Keep every line where the word "LING" appears; drop the rest.

=-=-=

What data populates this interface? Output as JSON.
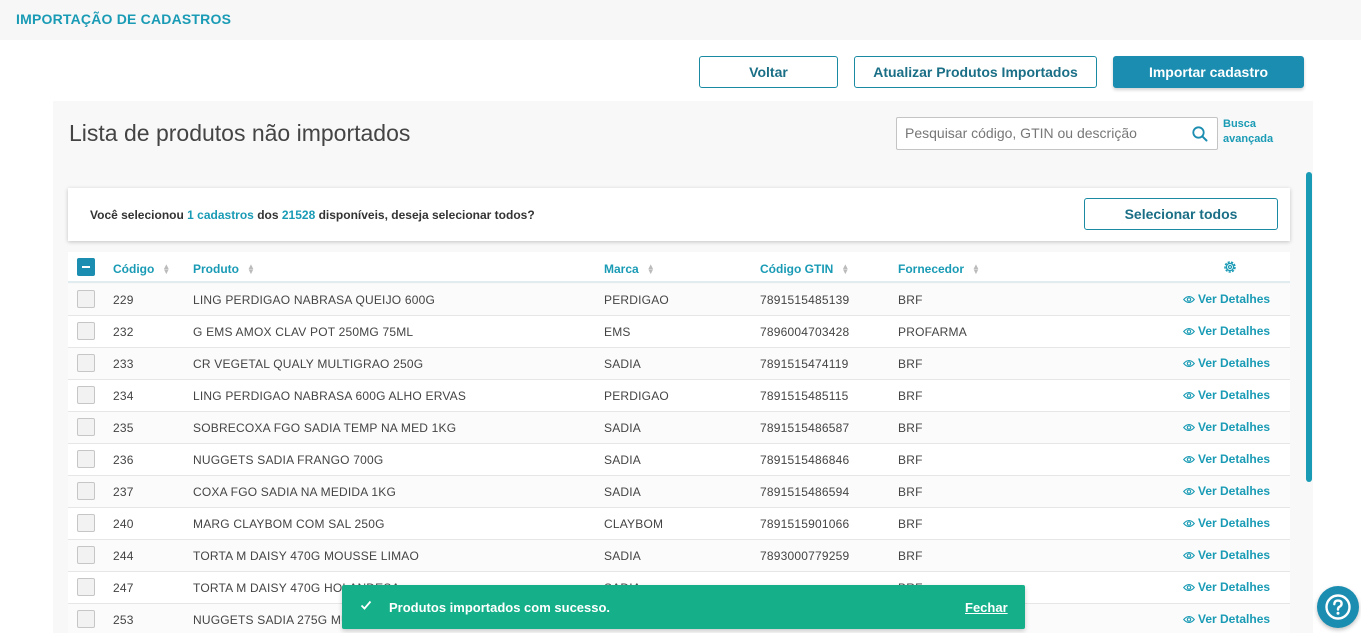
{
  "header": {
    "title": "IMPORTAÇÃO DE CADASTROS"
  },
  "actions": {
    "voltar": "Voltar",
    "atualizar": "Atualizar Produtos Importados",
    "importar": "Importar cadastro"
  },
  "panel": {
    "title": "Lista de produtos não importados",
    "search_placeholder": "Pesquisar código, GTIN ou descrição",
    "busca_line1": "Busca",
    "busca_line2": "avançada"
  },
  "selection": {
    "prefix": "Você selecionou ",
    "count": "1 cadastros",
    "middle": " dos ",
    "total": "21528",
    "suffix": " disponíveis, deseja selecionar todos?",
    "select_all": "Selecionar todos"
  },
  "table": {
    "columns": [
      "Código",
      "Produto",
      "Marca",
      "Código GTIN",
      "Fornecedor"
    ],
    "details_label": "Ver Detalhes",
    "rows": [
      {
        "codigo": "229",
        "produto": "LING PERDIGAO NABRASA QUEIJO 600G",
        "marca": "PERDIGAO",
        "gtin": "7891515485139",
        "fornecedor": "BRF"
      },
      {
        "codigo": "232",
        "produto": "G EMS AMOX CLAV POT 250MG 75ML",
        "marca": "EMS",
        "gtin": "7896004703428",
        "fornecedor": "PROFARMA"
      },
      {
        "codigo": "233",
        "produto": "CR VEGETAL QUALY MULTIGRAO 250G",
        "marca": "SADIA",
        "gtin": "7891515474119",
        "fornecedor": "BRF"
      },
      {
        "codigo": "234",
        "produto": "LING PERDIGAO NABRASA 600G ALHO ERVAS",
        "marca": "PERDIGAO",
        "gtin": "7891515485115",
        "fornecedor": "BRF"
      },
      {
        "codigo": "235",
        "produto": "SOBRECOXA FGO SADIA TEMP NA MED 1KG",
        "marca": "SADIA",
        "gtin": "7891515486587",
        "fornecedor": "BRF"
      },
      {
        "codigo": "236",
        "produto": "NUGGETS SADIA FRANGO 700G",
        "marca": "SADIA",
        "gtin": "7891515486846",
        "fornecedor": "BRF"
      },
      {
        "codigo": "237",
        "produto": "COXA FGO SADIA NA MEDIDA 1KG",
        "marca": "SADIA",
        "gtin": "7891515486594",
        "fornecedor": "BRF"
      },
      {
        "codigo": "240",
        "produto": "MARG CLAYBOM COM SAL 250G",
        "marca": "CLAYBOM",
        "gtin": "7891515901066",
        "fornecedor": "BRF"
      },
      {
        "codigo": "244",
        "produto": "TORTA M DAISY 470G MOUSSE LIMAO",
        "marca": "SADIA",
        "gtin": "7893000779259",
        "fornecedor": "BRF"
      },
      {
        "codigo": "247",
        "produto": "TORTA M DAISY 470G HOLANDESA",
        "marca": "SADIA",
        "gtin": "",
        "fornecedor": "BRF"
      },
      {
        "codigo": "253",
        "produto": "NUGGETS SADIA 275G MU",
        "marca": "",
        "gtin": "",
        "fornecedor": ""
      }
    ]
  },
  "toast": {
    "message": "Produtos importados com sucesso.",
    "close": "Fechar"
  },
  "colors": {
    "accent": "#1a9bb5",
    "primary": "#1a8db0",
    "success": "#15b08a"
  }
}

=-=-=

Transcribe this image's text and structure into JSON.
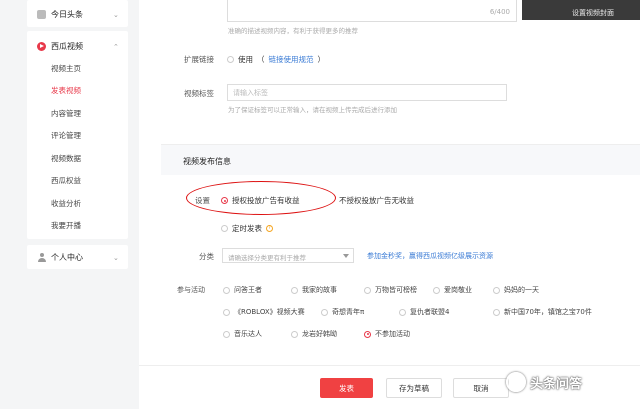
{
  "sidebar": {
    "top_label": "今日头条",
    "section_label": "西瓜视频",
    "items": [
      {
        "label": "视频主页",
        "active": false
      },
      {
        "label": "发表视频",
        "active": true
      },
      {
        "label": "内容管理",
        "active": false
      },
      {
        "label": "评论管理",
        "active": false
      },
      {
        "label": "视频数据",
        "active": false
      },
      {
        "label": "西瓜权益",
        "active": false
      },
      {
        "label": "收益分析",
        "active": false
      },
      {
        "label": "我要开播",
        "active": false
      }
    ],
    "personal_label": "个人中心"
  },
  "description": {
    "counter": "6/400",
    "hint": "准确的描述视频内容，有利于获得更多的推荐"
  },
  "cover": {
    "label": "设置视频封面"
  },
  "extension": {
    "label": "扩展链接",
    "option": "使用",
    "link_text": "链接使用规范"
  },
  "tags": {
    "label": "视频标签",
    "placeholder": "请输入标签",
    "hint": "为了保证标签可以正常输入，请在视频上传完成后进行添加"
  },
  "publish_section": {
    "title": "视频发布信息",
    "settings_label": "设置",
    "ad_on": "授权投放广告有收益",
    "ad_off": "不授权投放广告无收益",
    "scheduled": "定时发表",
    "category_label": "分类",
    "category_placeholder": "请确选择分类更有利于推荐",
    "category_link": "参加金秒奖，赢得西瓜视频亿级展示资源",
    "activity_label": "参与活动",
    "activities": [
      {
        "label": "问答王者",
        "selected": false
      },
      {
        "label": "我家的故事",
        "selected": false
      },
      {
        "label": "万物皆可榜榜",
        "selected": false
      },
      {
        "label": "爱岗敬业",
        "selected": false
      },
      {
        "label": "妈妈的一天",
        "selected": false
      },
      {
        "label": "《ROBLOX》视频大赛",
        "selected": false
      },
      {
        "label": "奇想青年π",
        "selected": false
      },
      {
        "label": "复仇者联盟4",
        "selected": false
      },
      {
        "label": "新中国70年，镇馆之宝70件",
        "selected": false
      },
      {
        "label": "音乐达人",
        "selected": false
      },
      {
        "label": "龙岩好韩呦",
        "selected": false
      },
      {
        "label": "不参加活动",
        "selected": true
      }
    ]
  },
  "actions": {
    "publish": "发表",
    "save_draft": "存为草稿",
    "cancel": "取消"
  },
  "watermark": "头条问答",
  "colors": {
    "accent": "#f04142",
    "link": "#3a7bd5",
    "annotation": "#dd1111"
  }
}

=-=-=

### Solved exercise:
        "produto": "LING PERDIGAO NABRASA QUEIJO 600G",
        "produto": "LING PERDIGAO NABRASA 600G ALHO ERVAS",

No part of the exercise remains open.